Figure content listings
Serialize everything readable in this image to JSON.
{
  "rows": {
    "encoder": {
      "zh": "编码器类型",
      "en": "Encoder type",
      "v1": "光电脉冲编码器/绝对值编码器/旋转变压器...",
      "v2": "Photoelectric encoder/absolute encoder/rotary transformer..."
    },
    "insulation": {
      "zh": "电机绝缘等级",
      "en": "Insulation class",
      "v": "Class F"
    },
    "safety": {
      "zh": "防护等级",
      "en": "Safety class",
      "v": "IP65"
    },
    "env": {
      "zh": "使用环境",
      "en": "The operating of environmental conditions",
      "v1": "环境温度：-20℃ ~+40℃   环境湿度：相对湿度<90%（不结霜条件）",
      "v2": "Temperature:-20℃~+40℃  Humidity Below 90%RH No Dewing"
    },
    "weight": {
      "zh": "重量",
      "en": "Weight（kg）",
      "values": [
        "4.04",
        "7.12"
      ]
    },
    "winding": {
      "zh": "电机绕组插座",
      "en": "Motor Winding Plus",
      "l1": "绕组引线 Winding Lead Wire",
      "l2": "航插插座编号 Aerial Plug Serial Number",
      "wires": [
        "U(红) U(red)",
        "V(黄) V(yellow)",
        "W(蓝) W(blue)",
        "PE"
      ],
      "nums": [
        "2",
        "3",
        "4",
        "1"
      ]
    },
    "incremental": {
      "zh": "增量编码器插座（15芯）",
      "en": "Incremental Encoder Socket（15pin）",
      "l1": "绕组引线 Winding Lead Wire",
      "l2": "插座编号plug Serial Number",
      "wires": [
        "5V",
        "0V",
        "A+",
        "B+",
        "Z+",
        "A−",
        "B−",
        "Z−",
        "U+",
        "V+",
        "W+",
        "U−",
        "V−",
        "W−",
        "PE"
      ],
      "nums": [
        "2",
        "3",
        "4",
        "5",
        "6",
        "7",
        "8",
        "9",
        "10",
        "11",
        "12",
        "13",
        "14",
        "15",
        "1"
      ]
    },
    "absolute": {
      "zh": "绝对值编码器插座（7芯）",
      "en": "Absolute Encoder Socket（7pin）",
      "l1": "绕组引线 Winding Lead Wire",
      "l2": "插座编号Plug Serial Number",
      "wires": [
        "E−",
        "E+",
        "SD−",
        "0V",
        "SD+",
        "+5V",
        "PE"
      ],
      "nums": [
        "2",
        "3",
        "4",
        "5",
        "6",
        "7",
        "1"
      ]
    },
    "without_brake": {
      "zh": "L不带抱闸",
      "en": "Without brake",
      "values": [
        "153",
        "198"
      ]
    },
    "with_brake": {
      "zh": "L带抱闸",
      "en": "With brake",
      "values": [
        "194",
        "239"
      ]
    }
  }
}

▶ **What is asked**:
From the listing above, copy every line that includes the word "Socket".

▶ **Reply**:
      "en": "Incremental Encoder Socket（15pin）",
      "en": "Absolute Encoder Socket（7pin）",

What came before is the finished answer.